*Required work*: Scan the entries below. List each line with "Schulhoff".

*Entries shown*:
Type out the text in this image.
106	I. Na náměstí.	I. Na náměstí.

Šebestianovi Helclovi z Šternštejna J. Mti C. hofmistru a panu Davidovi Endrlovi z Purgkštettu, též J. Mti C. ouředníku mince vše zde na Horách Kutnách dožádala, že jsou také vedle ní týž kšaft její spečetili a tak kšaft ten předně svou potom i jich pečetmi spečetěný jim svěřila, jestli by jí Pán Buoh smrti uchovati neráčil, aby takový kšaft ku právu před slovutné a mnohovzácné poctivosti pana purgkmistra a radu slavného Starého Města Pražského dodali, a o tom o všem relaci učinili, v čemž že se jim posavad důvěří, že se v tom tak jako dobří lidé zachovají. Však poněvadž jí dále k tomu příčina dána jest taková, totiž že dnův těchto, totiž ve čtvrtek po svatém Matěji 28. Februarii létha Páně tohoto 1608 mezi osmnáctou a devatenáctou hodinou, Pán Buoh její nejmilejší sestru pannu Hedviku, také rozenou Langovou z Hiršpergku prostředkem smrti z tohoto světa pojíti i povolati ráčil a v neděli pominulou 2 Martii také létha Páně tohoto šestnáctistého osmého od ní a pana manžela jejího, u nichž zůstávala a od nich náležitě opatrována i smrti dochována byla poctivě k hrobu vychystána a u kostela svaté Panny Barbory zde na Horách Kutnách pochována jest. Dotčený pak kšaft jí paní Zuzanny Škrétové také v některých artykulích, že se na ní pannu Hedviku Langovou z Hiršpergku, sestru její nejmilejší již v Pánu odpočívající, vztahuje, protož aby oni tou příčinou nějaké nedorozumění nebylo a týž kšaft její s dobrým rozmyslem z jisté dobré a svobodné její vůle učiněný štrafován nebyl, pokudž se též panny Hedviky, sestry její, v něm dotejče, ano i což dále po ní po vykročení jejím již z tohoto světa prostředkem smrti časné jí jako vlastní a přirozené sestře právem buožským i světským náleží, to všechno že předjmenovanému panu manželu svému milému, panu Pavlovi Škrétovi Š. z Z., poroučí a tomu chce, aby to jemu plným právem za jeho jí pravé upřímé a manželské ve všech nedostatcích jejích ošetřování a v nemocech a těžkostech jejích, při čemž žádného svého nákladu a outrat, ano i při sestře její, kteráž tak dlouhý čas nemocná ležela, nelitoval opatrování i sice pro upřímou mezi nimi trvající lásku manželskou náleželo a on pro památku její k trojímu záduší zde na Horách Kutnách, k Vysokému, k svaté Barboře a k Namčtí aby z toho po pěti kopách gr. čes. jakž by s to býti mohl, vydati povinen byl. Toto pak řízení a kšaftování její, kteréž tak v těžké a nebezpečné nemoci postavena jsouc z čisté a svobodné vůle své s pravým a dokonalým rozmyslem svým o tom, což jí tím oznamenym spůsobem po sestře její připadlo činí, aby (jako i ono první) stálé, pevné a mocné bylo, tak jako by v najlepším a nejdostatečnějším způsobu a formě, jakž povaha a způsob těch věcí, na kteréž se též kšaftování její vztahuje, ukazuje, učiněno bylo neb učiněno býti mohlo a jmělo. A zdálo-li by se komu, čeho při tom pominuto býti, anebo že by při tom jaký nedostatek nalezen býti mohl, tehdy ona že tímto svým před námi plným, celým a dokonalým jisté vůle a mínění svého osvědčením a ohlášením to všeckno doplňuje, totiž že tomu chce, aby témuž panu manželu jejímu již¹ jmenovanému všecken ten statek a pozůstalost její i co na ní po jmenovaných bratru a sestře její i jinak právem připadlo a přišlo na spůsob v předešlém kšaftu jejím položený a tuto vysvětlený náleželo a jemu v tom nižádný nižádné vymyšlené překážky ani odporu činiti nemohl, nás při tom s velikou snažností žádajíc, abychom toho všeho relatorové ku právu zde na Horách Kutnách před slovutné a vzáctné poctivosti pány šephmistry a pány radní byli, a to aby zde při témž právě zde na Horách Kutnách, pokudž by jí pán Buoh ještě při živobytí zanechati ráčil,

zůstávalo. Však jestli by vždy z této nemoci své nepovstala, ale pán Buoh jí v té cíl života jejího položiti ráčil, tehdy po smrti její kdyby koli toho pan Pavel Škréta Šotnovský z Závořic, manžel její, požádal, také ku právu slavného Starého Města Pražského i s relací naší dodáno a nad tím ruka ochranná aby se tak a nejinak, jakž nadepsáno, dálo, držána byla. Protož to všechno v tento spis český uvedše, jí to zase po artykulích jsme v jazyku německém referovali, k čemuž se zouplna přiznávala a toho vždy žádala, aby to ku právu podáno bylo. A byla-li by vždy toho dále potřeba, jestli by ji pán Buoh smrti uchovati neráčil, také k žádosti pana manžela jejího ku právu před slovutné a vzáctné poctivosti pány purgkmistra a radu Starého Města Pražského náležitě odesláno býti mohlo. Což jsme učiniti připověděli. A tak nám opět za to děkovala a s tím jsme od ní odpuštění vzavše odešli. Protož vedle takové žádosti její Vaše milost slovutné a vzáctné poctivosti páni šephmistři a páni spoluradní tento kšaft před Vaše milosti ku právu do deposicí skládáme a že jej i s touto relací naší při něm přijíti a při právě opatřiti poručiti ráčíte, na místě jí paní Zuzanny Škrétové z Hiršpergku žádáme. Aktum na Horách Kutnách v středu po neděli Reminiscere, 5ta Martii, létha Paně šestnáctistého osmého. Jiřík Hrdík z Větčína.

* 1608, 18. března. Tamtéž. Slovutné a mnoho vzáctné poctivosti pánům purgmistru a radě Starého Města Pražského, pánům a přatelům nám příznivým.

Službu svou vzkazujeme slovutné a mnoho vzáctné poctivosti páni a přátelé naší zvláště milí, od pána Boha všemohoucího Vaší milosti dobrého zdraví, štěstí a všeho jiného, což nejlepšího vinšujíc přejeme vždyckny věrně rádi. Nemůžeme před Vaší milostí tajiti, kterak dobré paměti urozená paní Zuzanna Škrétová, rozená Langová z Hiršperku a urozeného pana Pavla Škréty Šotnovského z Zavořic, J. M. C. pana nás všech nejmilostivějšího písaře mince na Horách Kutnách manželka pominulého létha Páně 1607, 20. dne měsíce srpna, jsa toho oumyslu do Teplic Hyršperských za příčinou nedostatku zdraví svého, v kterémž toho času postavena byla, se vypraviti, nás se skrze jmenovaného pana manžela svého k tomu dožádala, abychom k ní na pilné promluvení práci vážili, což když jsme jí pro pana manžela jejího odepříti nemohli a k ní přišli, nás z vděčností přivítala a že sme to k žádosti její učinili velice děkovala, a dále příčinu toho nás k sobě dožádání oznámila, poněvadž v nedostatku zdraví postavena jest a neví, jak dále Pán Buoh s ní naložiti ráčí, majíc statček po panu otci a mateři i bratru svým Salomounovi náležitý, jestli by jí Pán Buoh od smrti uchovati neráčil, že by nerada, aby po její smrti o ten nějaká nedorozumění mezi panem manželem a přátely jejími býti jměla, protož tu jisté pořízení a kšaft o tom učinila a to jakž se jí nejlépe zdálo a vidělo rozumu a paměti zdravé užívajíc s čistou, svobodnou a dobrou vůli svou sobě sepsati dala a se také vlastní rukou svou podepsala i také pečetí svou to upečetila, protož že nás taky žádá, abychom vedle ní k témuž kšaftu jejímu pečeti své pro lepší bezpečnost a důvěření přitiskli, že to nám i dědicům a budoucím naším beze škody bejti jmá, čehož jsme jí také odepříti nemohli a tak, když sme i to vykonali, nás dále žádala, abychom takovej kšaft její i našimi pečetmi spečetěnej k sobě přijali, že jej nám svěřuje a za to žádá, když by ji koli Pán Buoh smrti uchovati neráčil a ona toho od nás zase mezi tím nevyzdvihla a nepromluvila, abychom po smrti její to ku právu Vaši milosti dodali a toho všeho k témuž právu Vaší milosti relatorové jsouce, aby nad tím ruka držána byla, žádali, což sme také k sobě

--

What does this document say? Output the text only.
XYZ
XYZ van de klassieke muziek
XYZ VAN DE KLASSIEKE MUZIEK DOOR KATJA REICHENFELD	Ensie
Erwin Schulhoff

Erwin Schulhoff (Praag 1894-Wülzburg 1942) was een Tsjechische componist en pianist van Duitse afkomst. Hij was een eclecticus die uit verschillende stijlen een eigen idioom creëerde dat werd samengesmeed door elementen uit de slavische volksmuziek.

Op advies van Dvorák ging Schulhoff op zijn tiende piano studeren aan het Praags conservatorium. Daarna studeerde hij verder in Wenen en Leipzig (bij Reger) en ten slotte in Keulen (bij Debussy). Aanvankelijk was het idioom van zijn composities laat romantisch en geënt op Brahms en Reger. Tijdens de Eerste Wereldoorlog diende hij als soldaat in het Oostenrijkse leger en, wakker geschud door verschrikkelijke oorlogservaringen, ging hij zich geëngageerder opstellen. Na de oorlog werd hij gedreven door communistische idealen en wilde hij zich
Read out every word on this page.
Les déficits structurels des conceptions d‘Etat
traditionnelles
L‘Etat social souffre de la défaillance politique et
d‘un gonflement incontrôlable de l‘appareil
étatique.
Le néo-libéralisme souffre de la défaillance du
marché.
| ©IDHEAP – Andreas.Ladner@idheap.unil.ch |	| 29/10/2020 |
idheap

*Task output*:
Erwin Schulhoff
Erwin Schulhoff (Praag 1894-Wülzburg 1942) was een Tsjechische componist en pianist van Duitse afkomst. Hij was een eclecticus die uit verschillende stijlen een eigen idioom creëerde dat werd samengesmeed door elementen uit de slavische volksmuziek.
Op advies van Dvorák ging Schulhoff op zijn tiende piano studeren aan het Praags conservatorium. Daarna studeerde hij verder in Wenen en Leipzig (bij Reger) en ten slotte in Keulen (bij Debussy). Aanvankelijk was het idioom van zijn composities laat romantisch en geënt op Brahms en Reger. Tijdens de Eerste Wereldoorlog diende hij als soldaat in het Oostenrijkse leger en, wakker geschud door verschrikkelijke oorlogservaringen, ging hij zich geëngageerder opstellen. Na de oorlog werd hij gedreven door communistische idealen en wilde hij zich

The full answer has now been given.